§ **TASKS TO CARRY OUT**
• 1. Transcribe the stretch of the Museum of Stones review from "Lurie’s sometimes overwhelming" through "her son’s struggles.".
• 2. Write the next part of the Museum of Stones review, picking up after its final sentence.

START SELECTED EXTRACT

Recurring throughout Museum of Stones are images from extended travel in South America, in which the narrator’s witness to suffering in Peru prefigures her experience of her child: an unruly other, a constellation of sorrows that is much too big for one person to fix or contain. Global inequality manifests here in specific scenes of personal heartbreak, like the mother in a rural village with no way to transport her seriously ill daughter to medical care.
An acquaintance in Peru calls the narrator “the one who is stained,” because of a birthmark on her face—again, red on white—and the moniker is apt. She is constantly attuned to darkness and disaster, her own and others’, and it makes her unwell; she may not be wrong, we tend to think uncharitably, when she laments, “Anyone…can care for him better than I.” This is motherhood as mental illness and mother as inexplicable Cassandra.
Lurie’s sometimes overwhelming narrator, and the events she endures, come to the fore, while Lurie herself stays in the background, composing quietly elegant sentences. (“I weave myself a crown using the ivy that grows between the rocks, unaware it is poison.”) In the background, too, is the narrator’s resilience and strength: though she gives herself very little credit for it, the reader slowly begins to admire this mother’s devotion to simply being present through the manifold discomforts of her particular motherhood, to doing better than her own mother did, and to supporting the strange gifts and intelligences that come along with her son’s struggles.
“How many times have I said my son’s name?” she reflects near the end of the book, as mother and son return to Peru together, and the place becomes an unexpected backdrop for the son’s remarkable adult competencies. “I walk beside him, occasionally falling a few steps behind.”

END SELECTED EXTRACT
START DATA EXTRACTS

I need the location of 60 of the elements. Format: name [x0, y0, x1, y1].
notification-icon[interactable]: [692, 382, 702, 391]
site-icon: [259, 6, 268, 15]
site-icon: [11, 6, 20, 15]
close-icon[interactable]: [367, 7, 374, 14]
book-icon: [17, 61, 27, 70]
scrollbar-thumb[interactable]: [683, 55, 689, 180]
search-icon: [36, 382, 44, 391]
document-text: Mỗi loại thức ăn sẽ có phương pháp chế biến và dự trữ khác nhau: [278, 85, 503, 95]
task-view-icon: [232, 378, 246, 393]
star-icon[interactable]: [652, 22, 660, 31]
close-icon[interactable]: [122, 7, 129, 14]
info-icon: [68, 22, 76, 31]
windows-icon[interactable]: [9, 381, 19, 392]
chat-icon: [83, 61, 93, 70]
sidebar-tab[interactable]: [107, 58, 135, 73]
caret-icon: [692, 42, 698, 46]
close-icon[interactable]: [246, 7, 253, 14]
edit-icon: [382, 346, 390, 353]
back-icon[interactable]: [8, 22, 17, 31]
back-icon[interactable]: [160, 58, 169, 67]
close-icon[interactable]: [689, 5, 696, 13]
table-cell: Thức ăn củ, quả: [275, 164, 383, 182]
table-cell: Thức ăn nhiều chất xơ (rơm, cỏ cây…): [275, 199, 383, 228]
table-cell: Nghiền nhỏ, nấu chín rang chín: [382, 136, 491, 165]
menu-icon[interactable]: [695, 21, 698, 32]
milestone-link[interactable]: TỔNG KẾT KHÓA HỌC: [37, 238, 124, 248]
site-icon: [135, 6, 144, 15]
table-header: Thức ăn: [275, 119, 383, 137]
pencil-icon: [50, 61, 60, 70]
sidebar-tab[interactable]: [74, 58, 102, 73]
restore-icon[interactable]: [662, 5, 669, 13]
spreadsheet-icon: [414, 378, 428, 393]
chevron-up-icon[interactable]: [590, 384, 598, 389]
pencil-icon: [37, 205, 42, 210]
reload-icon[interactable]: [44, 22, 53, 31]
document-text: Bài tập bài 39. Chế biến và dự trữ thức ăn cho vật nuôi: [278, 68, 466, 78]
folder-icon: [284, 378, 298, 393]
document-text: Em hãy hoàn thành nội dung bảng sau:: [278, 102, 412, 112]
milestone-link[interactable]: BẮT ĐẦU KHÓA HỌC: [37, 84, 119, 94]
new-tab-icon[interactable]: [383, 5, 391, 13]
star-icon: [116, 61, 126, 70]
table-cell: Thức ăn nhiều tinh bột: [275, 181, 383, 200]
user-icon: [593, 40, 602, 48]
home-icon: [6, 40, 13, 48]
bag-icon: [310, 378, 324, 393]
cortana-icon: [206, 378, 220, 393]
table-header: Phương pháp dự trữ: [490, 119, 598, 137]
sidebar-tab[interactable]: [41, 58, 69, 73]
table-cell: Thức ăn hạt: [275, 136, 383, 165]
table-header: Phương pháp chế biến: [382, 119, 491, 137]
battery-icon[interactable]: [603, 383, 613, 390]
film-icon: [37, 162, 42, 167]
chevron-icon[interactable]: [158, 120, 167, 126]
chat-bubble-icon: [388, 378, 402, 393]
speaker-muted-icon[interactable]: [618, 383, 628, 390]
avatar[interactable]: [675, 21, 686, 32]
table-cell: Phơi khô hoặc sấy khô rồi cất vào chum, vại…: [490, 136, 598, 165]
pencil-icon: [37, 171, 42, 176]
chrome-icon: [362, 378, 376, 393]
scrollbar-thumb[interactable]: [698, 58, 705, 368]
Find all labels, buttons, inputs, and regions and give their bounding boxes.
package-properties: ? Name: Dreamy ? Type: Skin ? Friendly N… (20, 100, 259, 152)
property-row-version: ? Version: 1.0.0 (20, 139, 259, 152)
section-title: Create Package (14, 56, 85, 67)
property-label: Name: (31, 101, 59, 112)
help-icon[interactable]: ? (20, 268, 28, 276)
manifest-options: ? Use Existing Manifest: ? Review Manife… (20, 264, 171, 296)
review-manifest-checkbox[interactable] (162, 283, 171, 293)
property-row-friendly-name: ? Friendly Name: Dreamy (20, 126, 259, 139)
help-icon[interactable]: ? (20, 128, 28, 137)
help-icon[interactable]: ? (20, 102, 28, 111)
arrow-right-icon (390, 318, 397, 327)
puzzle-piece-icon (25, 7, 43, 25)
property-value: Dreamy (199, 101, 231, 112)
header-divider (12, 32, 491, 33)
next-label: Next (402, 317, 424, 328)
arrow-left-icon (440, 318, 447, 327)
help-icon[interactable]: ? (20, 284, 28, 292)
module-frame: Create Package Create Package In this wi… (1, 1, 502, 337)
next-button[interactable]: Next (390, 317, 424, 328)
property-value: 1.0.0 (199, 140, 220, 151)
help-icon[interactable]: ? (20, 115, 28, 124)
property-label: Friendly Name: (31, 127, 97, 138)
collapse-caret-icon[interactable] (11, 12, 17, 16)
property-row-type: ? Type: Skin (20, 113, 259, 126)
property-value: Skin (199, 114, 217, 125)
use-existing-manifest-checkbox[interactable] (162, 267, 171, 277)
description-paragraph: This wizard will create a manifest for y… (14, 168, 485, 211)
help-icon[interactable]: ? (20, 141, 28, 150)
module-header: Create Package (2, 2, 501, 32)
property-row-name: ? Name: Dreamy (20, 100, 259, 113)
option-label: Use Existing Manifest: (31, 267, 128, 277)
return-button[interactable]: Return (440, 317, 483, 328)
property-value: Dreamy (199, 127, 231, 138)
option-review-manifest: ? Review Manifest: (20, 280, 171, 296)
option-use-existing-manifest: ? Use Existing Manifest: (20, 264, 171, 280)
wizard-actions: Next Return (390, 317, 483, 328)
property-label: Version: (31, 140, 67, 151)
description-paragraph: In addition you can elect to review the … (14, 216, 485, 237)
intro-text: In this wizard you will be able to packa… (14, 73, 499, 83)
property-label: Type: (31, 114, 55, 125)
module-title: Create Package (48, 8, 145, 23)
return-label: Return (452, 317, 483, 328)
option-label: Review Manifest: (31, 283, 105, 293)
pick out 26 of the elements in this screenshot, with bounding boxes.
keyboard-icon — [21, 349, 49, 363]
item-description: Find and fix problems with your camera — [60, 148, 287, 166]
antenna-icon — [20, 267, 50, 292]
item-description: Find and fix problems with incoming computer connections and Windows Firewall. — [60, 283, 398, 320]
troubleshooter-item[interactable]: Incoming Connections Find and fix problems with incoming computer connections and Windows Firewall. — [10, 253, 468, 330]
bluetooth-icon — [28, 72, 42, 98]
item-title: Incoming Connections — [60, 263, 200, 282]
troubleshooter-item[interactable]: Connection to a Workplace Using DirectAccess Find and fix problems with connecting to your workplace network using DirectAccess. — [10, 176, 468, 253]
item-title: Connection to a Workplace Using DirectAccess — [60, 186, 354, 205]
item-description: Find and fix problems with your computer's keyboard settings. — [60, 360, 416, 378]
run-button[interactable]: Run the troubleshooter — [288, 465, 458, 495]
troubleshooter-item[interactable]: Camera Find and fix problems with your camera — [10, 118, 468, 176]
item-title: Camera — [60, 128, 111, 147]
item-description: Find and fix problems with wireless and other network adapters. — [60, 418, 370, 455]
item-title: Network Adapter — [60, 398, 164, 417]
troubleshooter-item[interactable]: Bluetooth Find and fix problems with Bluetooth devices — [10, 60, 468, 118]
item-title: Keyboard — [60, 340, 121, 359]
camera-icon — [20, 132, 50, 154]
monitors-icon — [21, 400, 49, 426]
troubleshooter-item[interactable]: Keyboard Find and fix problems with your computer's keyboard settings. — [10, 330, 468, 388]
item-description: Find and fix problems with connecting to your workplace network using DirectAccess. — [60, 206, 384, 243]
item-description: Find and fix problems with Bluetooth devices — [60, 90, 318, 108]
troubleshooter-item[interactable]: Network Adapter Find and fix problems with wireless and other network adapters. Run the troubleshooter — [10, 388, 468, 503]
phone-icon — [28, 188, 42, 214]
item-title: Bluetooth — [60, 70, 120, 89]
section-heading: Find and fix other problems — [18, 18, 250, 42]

END DATA EXTRACTS

§ **RESPONSE LIST**
• 1.
Lurie’s sometimes overwhelming narrator, and the events she endures, come to the fore, while Lurie herself stays in the background, composing quietly elegant sentences. (“I weave myself a crown using the ivy that grows between the rocks, unaware it is poison.”) In the background, too, is the narrator’s resilience and strength: though she gives herself very little credit for it, the reader slowly begins to admire this mother’s devotion to simply being present through the manifold discomforts of her particular motherhood, to doing better than her own mother did, and to supporting the strange gifts and intelligences that come along with her son’s struggles.

• 2.
If motherhood takes every mother to the brink, then perhaps Lurie’s portrait of a woman perpetually on the edge is only an exaggeration of what is normal. Motherhood is not a “role” but a pervasive life condition, like a permanent amendment to one’s basic character. And, miraculously, childrearing tends toward growth and survival more often than not.
Lurie’s character had been attracted, as a young woman, to an antique Peruvian postcard captioned La Tejadora (“The Weaver”), and she has woven a certain pattern of understanding from her life’s disparate events. It may be a crown of poison or something more hopeful. In the same way, partly because of her choice to downplay most traditional techniques of fiction—dialogue and plot—Lurie has subtly constructed a picture of tenacious wholeness, if not health. “Stones erode, chip and cleave, yet remain essentially the same,” she writes.
The dreamlike quality of her narrative is, in the end, perhaps more true to life than a tidy narrative could be, and makes Museum of Stones a shimmering, poetic contribution to the world of mothers’ pathways.